#### Texte fourni
Avec la Fondation EspeRare, Caroline développe un nouveau modèle, dont l’originalité repose sur sa capacité à reconnecter les groupes de patients aux organisations publiques et privées impliquées dans le développement de tels traitements. Son objectif : réduire le risque, le coût et le temps associés à ce processus. Et ainsi permettre l’accès des patients à ces traitement expérimentaux encore mal explorés, mais existants. En effet, la fondation prend le temps de mettre en relation les différents acteurs via des associations de patients, une initiative jugée trop coûteuse pour les laboratoires pharmaceutiques. Grâce à un modèle d’innovation et de recherche ouverte impliquant directement les patients, les laboratoires pharmaceutiques et les centres médicaux, elle accélère le développement économiquement rentable de nouveaux médicaments. Complémentaire des stratégies d’innovation de haut niveau de l’industrie pharmaceutique, ce modèle rend accessible des traitements, tout en inscrivant l’industrie pharmaceutique dans une logique d’impact social.
########
#### Matériel fourni
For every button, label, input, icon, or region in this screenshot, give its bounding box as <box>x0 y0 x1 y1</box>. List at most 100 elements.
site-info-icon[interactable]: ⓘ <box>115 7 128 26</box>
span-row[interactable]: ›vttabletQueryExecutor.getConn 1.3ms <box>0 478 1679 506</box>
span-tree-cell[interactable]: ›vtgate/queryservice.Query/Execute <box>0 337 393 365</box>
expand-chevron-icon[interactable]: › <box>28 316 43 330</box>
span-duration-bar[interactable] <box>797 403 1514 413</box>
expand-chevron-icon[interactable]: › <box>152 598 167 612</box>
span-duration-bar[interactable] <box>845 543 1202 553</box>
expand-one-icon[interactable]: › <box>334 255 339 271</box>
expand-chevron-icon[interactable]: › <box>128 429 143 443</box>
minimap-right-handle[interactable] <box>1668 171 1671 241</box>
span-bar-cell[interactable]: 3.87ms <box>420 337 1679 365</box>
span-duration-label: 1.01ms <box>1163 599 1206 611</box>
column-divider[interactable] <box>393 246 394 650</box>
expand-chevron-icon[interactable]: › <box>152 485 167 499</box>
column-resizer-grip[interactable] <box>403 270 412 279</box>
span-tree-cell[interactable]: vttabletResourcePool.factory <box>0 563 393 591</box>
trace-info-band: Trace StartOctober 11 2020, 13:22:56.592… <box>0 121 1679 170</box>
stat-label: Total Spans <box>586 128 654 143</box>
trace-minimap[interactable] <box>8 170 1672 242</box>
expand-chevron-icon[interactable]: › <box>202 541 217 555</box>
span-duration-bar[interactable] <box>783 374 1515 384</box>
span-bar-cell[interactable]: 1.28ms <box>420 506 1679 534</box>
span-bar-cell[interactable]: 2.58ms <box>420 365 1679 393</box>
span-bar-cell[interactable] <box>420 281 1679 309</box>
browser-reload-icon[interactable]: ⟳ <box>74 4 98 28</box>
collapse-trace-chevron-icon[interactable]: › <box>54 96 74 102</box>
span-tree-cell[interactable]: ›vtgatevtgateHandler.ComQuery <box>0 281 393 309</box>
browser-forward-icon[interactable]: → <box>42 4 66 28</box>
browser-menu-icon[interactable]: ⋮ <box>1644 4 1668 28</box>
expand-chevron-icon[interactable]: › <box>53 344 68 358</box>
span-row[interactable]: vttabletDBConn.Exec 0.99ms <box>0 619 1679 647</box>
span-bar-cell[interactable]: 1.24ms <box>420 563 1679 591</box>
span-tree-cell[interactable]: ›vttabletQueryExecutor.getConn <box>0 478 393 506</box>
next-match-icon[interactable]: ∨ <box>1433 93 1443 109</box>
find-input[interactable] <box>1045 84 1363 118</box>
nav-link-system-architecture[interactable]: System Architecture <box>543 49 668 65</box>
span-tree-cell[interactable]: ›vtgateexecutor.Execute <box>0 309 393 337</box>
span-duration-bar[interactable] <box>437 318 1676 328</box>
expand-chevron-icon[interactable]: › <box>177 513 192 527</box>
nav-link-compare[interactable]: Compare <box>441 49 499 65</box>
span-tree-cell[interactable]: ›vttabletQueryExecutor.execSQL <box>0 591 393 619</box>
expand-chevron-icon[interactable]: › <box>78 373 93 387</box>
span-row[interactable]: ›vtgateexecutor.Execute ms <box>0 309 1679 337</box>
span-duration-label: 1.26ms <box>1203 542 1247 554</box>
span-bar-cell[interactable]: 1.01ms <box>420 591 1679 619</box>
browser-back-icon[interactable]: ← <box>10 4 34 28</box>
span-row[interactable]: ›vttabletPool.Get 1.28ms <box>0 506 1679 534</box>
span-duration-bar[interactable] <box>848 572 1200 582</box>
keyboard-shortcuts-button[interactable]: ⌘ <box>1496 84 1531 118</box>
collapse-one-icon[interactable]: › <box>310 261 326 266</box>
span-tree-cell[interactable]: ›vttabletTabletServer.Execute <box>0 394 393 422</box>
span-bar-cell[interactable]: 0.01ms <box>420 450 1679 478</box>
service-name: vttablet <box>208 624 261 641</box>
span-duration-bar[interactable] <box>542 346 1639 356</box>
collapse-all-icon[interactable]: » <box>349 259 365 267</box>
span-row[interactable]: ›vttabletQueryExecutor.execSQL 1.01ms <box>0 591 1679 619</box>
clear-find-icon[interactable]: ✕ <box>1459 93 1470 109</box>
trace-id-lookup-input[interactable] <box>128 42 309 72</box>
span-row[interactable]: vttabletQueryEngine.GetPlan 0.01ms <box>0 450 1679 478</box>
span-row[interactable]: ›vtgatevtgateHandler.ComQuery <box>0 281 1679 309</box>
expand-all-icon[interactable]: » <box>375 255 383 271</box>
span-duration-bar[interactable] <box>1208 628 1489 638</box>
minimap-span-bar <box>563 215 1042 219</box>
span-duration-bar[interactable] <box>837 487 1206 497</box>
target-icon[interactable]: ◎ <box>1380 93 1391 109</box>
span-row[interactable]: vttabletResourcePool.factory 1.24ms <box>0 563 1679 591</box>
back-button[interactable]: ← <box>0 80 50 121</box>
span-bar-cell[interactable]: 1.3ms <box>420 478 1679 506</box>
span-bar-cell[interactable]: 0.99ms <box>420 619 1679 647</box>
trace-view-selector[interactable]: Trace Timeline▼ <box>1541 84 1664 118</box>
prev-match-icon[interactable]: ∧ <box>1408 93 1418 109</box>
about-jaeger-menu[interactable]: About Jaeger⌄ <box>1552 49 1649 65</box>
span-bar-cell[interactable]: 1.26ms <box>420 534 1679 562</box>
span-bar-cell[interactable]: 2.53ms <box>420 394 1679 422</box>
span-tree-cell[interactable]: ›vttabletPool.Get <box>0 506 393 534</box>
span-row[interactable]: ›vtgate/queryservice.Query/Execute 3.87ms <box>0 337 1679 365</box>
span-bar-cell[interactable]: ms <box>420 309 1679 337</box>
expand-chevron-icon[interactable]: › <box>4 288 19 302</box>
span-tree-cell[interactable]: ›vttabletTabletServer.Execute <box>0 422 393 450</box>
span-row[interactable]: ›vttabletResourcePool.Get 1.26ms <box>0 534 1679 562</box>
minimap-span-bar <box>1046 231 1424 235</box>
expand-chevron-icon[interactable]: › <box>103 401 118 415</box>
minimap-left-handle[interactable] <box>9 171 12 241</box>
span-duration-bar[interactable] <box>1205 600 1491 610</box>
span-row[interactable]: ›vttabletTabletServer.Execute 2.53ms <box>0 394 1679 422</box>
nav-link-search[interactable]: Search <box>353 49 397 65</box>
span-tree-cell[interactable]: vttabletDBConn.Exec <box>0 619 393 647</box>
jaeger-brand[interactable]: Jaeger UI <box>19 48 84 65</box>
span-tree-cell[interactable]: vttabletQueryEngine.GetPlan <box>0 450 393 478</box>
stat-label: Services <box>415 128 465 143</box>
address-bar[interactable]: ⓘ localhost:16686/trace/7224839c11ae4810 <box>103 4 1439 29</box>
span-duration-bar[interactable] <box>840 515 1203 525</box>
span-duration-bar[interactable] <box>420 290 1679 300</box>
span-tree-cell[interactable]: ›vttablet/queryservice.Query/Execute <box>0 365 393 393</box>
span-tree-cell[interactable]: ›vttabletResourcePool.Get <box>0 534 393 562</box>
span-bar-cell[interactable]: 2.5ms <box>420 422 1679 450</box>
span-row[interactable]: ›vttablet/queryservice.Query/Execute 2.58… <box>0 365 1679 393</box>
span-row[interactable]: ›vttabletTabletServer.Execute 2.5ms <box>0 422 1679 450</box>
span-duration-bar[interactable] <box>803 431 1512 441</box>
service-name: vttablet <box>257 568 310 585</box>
########
### Consigne
Les affirmations 1., 2. et 3. concordent-elles avec le texte sur la Fondation EspeRare ? Répondez à chacune par oui ou par non, avec les mots décisifs du texte cités à l'identique.
1. La fondation met en relation les différents acteurs par l'intermédiaire d'associations de patients.
2. Les laboratoires pharmaceutiques considèrent cette mise en relation comme peu coûteuse.
3. Le modèle est présenté comme complémentaire des stratégies d'innovation de l'industrie pharmaceutique.

### Réponse attendue
1. Oui : « la fondation prend le temps de mettre en relation les différents acteurs via des associations de patients ».
2. Non : « une initiative jugée trop coûteuse pour les laboratoires pharmaceutiques ».
3. Oui : « Complémentaire des stratégies d’innovation de haut niveau de l’industrie pharmaceutique ».